Written request => Pull every line of the entries that has the word "source".

>> Start Data section

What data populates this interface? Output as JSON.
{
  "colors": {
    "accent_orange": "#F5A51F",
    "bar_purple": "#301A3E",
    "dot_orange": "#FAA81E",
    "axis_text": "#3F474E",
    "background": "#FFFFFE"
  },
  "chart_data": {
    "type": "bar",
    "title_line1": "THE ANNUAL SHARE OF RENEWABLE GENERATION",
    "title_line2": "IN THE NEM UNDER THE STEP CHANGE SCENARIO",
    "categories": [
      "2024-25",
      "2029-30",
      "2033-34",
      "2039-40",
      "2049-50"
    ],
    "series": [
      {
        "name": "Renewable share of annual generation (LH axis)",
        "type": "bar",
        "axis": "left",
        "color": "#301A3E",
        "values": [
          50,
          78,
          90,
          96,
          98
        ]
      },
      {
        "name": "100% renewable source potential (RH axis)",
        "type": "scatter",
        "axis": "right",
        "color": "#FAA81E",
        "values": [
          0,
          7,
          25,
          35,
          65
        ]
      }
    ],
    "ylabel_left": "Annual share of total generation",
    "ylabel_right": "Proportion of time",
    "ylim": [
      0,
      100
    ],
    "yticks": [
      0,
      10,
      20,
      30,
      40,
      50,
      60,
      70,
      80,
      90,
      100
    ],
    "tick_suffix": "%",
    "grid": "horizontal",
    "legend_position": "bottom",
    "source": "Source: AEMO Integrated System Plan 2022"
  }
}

>> End Data section

Finished task =>
        "name": "100% renewable source potential (RH axis)",
    "source": "Source: AEMO Integrated System Plan 2022"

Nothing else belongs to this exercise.